WHAT IS REQUIRED: Copy every entry exactly as given, minus the images.

RECORDS FOR THE EXERCISE:

..............................

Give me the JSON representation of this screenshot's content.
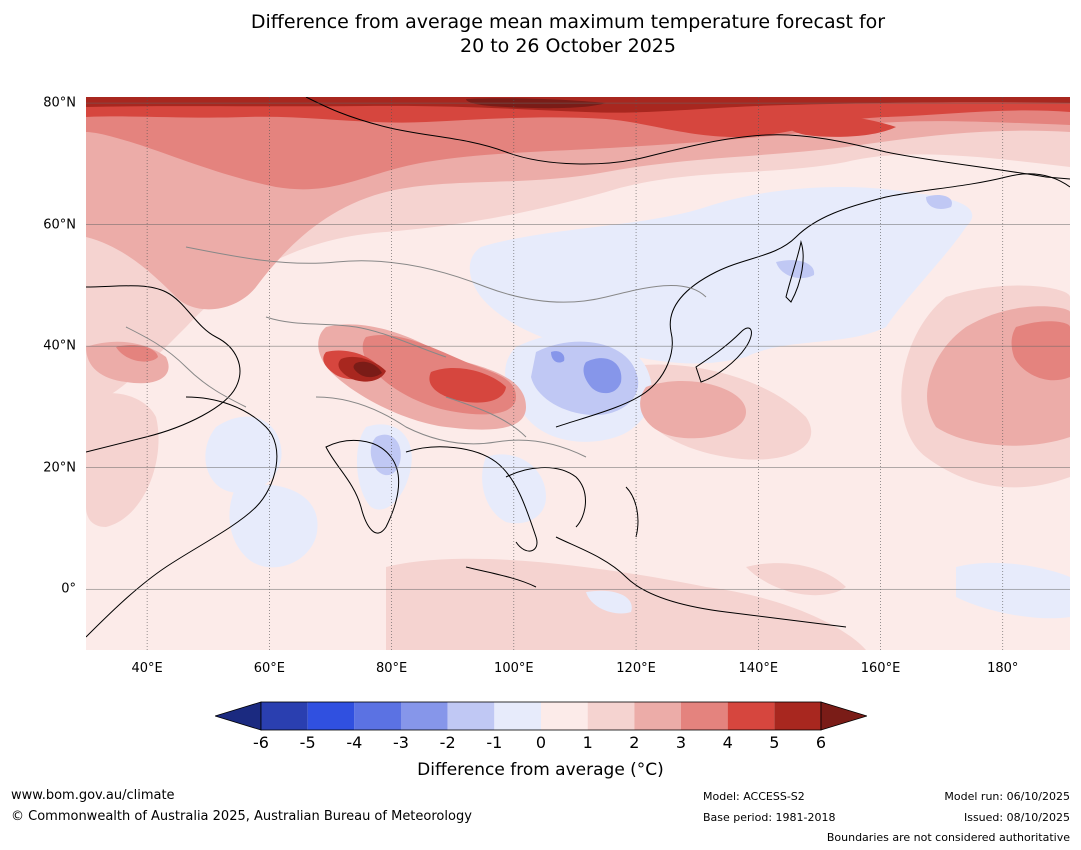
{
  "title": "Difference from average mean maximum temperature forecast for\n20 to 26 October 2025",
  "axes": {
    "lat_labels": [
      {
        "text": "80°N",
        "lat": 80
      },
      {
        "text": "60°N",
        "lat": 60
      },
      {
        "text": "40°N",
        "lat": 40
      },
      {
        "text": "20°N",
        "lat": 20
      },
      {
        "text": "0°",
        "lat": 0
      }
    ],
    "lon_labels": [
      {
        "text": "40°E",
        "lon": 40
      },
      {
        "text": "60°E",
        "lon": 60
      },
      {
        "text": "80°E",
        "lon": 80
      },
      {
        "text": "100°E",
        "lon": 100
      },
      {
        "text": "120°E",
        "lon": 120
      },
      {
        "text": "140°E",
        "lon": 140
      },
      {
        "text": "160°E",
        "lon": 160
      },
      {
        "text": "180°",
        "lon": 180
      }
    ],
    "lon_range": [
      30,
      191
    ],
    "lat_range": [
      -10,
      81
    ]
  },
  "colorbar": {
    "ticks": [
      "-6",
      "-5",
      "-4",
      "-3",
      "-2",
      "-1",
      "0",
      "1",
      "2",
      "3",
      "4",
      "5",
      "6"
    ],
    "colors": [
      "#1b2a80",
      "#2a3fb0",
      "#3050e0",
      "#5b72e3",
      "#8696ea",
      "#c0c8f4",
      "#e7ebfb",
      "#fcebe9",
      "#f5d3d0",
      "#ecaca8",
      "#e4837e",
      "#d6463e",
      "#a8271f",
      "#7a1c17"
    ],
    "label": "Difference from average (°C)"
  },
  "footer": {
    "website": "www.bom.gov.au/climate",
    "copyright": "© Commonwealth of Australia 2025, Australian Bureau of Meteorology",
    "model": "Model: ACCESS-S2",
    "base_period": "Base period: 1981-2018",
    "model_run": "Model run: 06/10/2025",
    "issued": "Issued: 08/10/2025",
    "disclaimer": "Boundaries are not considered authoritative"
  }
}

..............................

FINAL RESULT:
Give me the JSON representation of this screenshot's content.
{
  "title": "Difference from average mean maximum temperature forecast for\n20 to 26 October 2025",
  "axes": {
    "lat_labels": [
      {
        "text": "80°N",
        "lat": 80
      },
      {
        "text": "60°N",
        "lat": 60
      },
      {
        "text": "40°N",
        "lat": 40
      },
      {
        "text": "20°N",
        "lat": 20
      },
      {
        "text": "0°",
        "lat": 0
      }
    ],
    "lon_labels": [
      {
        "text": "40°E",
        "lon": 40
      },
      {
        "text": "60°E",
        "lon": 60
      },
      {
        "text": "80°E",
        "lon": 80
      },
      {
        "text": "100°E",
        "lon": 100
      },
      {
        "text": "120°E",
        "lon": 120
      },
      {
        "text": "140°E",
        "lon": 140
      },
      {
        "text": "160°E",
        "lon": 160
      },
      {
        "text": "180°",
        "lon": 180
      }
    ],
    "lon_range": [
      30,
      191
    ],
    "lat_range": [
      -10,
      81
    ]
  },
  "colorbar": {
    "ticks": [
      "-6",
      "-5",
      "-4",
      "-3",
      "-2",
      "-1",
      "0",
      "1",
      "2",
      "3",
      "4",
      "5",
      "6"
    ],
    "colors": [
      "#1b2a80",
      "#2a3fb0",
      "#3050e0",
      "#5b72e3",
      "#8696ea",
      "#c0c8f4",
      "#e7ebfb",
      "#fcebe9",
      "#f5d3d0",
      "#ecaca8",
      "#e4837e",
      "#d6463e",
      "#a8271f",
      "#7a1c17"
    ],
    "label": "Difference from average (°C)"
  },
  "footer": {
    "website": "www.bom.gov.au/climate",
    "copyright": "© Commonwealth of Australia 2025, Australian Bureau of Meteorology",
    "model": "Model: ACCESS-S2",
    "base_period": "Base period: 1981-2018",
    "model_run": "Model run: 06/10/2025",
    "issued": "Issued: 08/10/2025",
    "disclaimer": "Boundaries are not considered authoritative"
  }
}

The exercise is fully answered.